§ **Task**: Take the material below and write it all out again exactly.
======== Data provided
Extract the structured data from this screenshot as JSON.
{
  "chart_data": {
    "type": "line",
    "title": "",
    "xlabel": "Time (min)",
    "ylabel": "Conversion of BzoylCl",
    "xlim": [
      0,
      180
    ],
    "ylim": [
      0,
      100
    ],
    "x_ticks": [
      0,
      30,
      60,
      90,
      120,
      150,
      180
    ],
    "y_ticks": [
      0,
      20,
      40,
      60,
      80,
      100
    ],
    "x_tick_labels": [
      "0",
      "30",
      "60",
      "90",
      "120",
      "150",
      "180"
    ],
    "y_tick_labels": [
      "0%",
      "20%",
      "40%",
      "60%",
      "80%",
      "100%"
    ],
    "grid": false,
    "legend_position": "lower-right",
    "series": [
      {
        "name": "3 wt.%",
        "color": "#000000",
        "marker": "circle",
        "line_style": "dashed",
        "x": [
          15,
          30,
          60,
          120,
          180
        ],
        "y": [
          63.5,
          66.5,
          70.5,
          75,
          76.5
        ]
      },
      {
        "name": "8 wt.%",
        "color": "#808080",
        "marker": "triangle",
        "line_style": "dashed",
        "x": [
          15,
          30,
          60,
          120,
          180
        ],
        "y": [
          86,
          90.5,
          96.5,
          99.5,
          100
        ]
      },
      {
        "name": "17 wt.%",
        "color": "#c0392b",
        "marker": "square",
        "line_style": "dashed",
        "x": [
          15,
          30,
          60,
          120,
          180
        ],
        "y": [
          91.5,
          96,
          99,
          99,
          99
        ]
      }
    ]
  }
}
================
§ **Exercise answer**:
Extract the structured data from this screenshot as JSON.
{
  "chart_data": {
    "type": "line",
    "title": "",
    "xlabel": "Time (min)",
    "ylabel": "Conversion of BzoylCl",
    "xlim": [
      0,
      180
    ],
    "ylim": [
      0,
      100
    ],
    "x_ticks": [
      0,
      30,
      60,
      90,
      120,
      150,
      180
    ],
    "y_ticks": [
      0,
      20,
      40,
      60,
      80,
      100
    ],
    "x_tick_labels": [
      "0",
      "30",
      "60",
      "90",
      "120",
      "150",
      "180"
    ],
    "y_tick_labels": [
      "0%",
      "20%",
      "40%",
      "60%",
      "80%",
      "100%"
    ],
    "grid": false,
    "legend_position": "lower-right",
    "series": [
      {
        "name": "3 wt.%",
        "color": "#000000",
        "marker": "circle",
        "line_style": "dashed",
        "x": [
          15,
          30,
          60,
          120,
          180
        ],
        "y": [
          63.5,
          66.5,
          70.5,
          75,
          76.5
        ]
      },
      {
        "name": "8 wt.%",
        "color": "#808080",
        "marker": "triangle",
        "line_style": "dashed",
        "x": [
          15,
          30,
          60,
          120,
          180
        ],
        "y": [
          86,
          90.5,
          96.5,
          99.5,
          100
        ]
      },
      {
        "name": "17 wt.%",
        "color": "#c0392b",
        "marker": "square",
        "line_style": "dashed",
        "x": [
          15,
          30,
          60,
          120,
          180
        ],
        "y": [
          91.5,
          96,
          99,
          99,
          99
        ]
      }
    ]
  }
}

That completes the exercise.